PROBLEM DESCRIPTION:
Below is a block of records. Copy every line in it that contains the word "name".

◇ ◇ ◇ ◇

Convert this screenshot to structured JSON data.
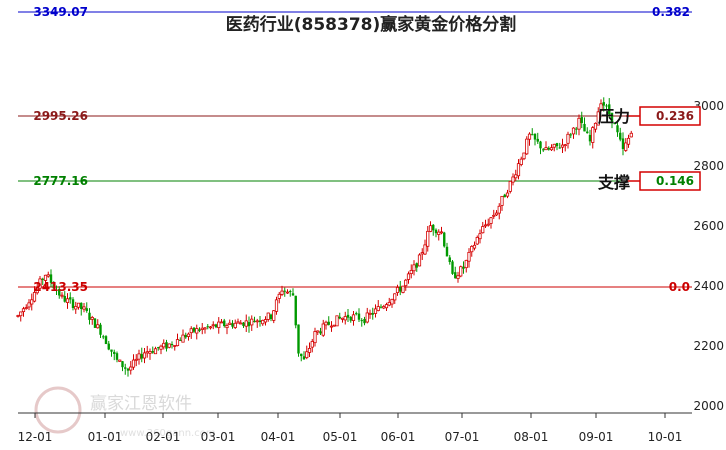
{
  "chart_data": {
    "type": "candlestick",
    "title": "医药行业(858378)赢家黄金价格分割",
    "x_ticks": [
      "12-01",
      "01-01",
      "02-01",
      "03-01",
      "04-01",
      "05-01",
      "06-01",
      "07-01",
      "08-01",
      "09-01",
      "10-01"
    ],
    "y_ticks": [
      2000,
      2200,
      2400,
      2600,
      2800,
      3000
    ],
    "ylim": [
      2000,
      3349.07
    ],
    "levels": [
      {
        "price": "3349.07",
        "ratio": "0.382",
        "color": "#0000cc",
        "boxed": false
      },
      {
        "price": "2995.26",
        "ratio": "0.236",
        "color": "#8b1a1a",
        "boxed": true
      },
      {
        "price": "2777.16",
        "ratio": "0.146",
        "color": "#008000",
        "boxed": true
      },
      {
        "price": "2413.35",
        "ratio": "0.0",
        "color": "#cc0000",
        "boxed": false
      }
    ],
    "annotations": {
      "resistance": "压力",
      "support": "支撑"
    },
    "up_color": "#d40000",
    "down_color": "#009900",
    "watermark": {
      "text": "赢家江恩软件",
      "url": "www.360gann.com"
    },
    "series_anchors": [
      {
        "t": 0,
        "close": 2300
      },
      {
        "t": 3,
        "close": 2380
      },
      {
        "t": 5,
        "close": 2440
      },
      {
        "t": 8,
        "close": 2360
      },
      {
        "t": 12,
        "close": 2320
      },
      {
        "t": 15,
        "close": 2250
      },
      {
        "t": 18,
        "close": 2150
      },
      {
        "t": 20,
        "close": 2120
      },
      {
        "t": 23,
        "close": 2180
      },
      {
        "t": 27,
        "close": 2200
      },
      {
        "t": 32,
        "close": 2250
      },
      {
        "t": 37,
        "close": 2270
      },
      {
        "t": 42,
        "close": 2280
      },
      {
        "t": 46,
        "close": 2300
      },
      {
        "t": 48,
        "close": 2390
      },
      {
        "t": 50,
        "close": 2370
      },
      {
        "t": 51,
        "close": 2180
      },
      {
        "t": 52,
        "close": 2150
      },
      {
        "t": 54,
        "close": 2240
      },
      {
        "t": 57,
        "close": 2280
      },
      {
        "t": 60,
        "close": 2300
      },
      {
        "t": 63,
        "close": 2290
      },
      {
        "t": 66,
        "close": 2330
      },
      {
        "t": 70,
        "close": 2400
      },
      {
        "t": 73,
        "close": 2490
      },
      {
        "t": 75,
        "close": 2600
      },
      {
        "t": 77,
        "close": 2580
      },
      {
        "t": 79,
        "close": 2430
      },
      {
        "t": 81,
        "close": 2460
      },
      {
        "t": 84,
        "close": 2580
      },
      {
        "t": 87,
        "close": 2650
      },
      {
        "t": 90,
        "close": 2760
      },
      {
        "t": 93,
        "close": 2900
      },
      {
        "t": 96,
        "close": 2850
      },
      {
        "t": 99,
        "close": 2870
      },
      {
        "t": 102,
        "close": 2950
      },
      {
        "t": 104,
        "close": 2880
      },
      {
        "t": 106,
        "close": 3020
      },
      {
        "t": 108,
        "close": 2960
      },
      {
        "t": 110,
        "close": 2850
      },
      {
        "t": 112,
        "close": 2930
      }
    ]
  }
}
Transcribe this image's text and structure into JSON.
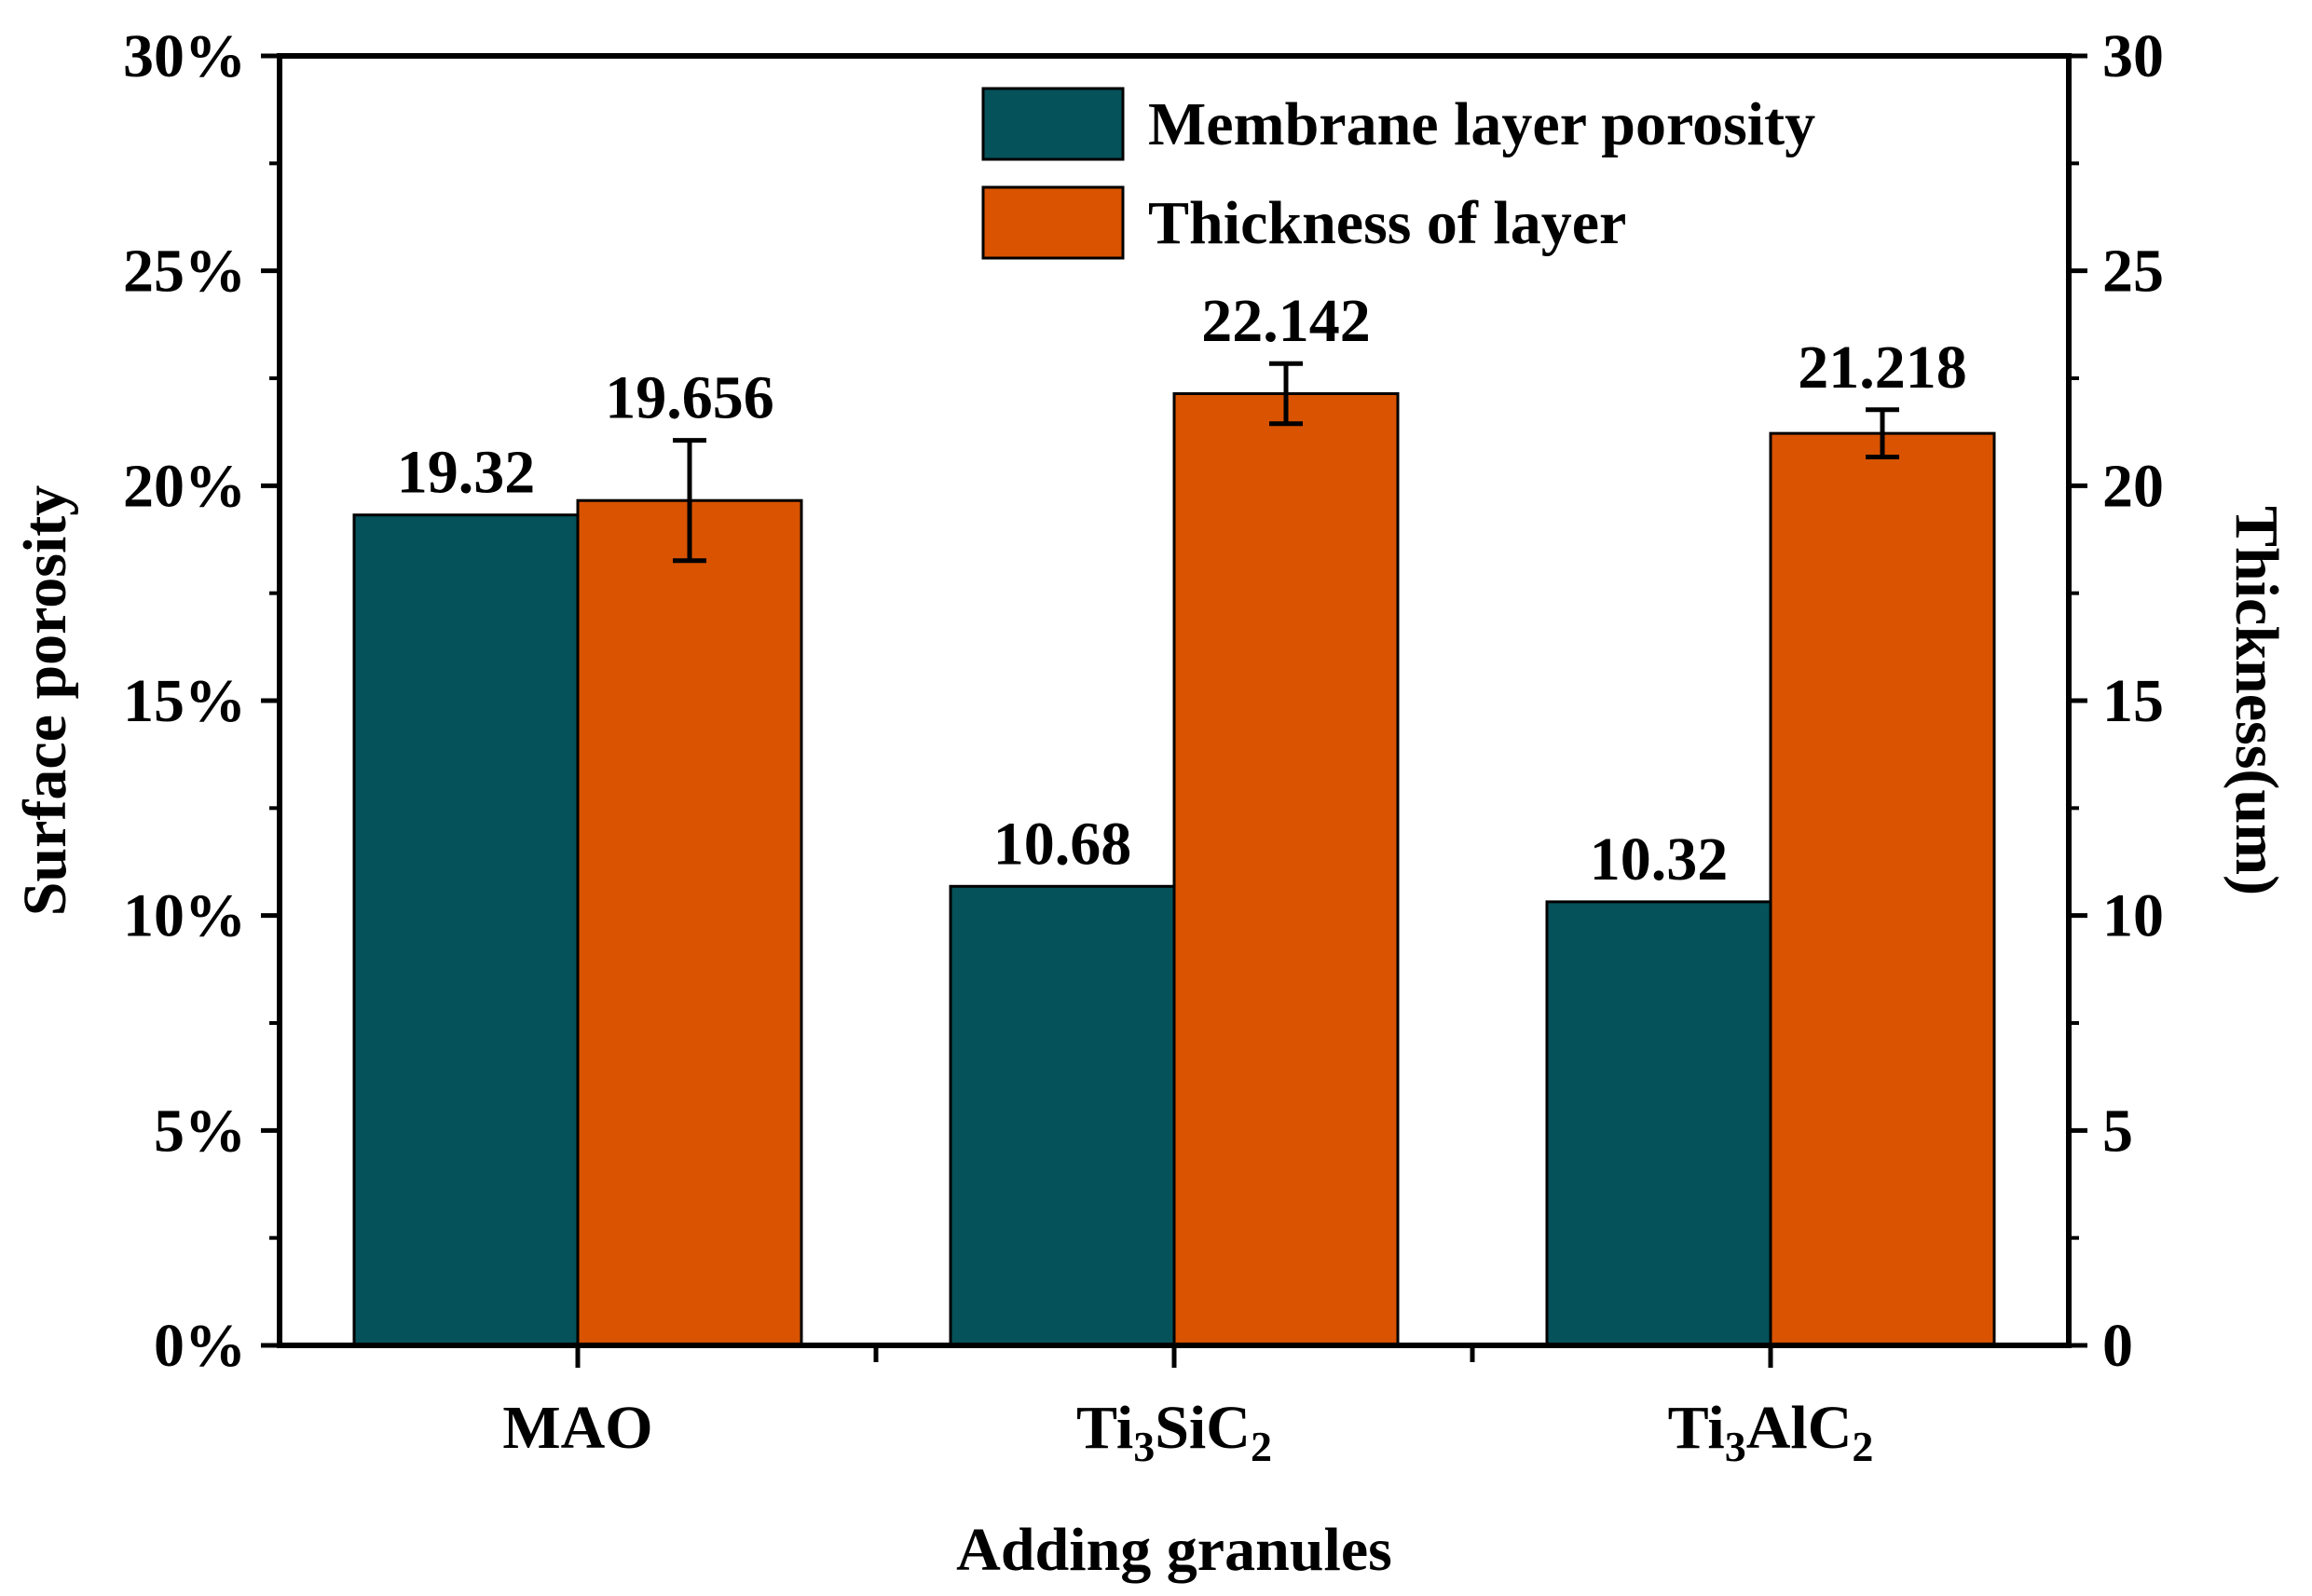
{
  "chart_data": {
    "type": "bar",
    "categories": [
      "MAO",
      "Ti3SiC2",
      "Ti3AlC2"
    ],
    "category_labels": [
      {
        "base": "MAO",
        "parts": []
      },
      {
        "base": "Ti",
        "parts": [
          {
            "t": "3",
            "sub": true
          },
          {
            "t": "SiC",
            "sub": false
          },
          {
            "t": "2",
            "sub": true
          }
        ]
      },
      {
        "base": "Ti",
        "parts": [
          {
            "t": "3",
            "sub": true
          },
          {
            "t": "AlC",
            "sub": false
          },
          {
            "t": "2",
            "sub": true
          }
        ]
      }
    ],
    "xlabel": "Adding granules",
    "ylabel_left": "Surface porosity",
    "ylabel_right": "Thickness(um)",
    "ylim_left": [
      0,
      30
    ],
    "ylim_right": [
      0,
      30
    ],
    "left_ticks": [
      "0%",
      "5%",
      "10%",
      "15%",
      "20%",
      "25%",
      "30%"
    ],
    "right_ticks": [
      "0",
      "5",
      "10",
      "15",
      "20",
      "25",
      "30"
    ],
    "grid": false,
    "legend_position": "top-right",
    "series": [
      {
        "name": "Membrane layer porosity",
        "axis": "left",
        "color": "#05525a",
        "values": [
          19.32,
          10.68,
          10.32
        ],
        "labels": [
          "19.32",
          "10.68",
          "10.32"
        ]
      },
      {
        "name": "Thickness of layer",
        "axis": "right",
        "color": "#d95300",
        "values": [
          19.656,
          22.142,
          21.218
        ],
        "labels": [
          "19.656",
          "22.142",
          "21.218"
        ],
        "error": [
          1.4,
          0.7,
          0.55
        ]
      }
    ]
  }
}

◇ ◇ ◇ ◇

ANSWER FOR THIS EXERCISE:
        "name": "Membrane layer porosity",
        "name": "Thickness of layer",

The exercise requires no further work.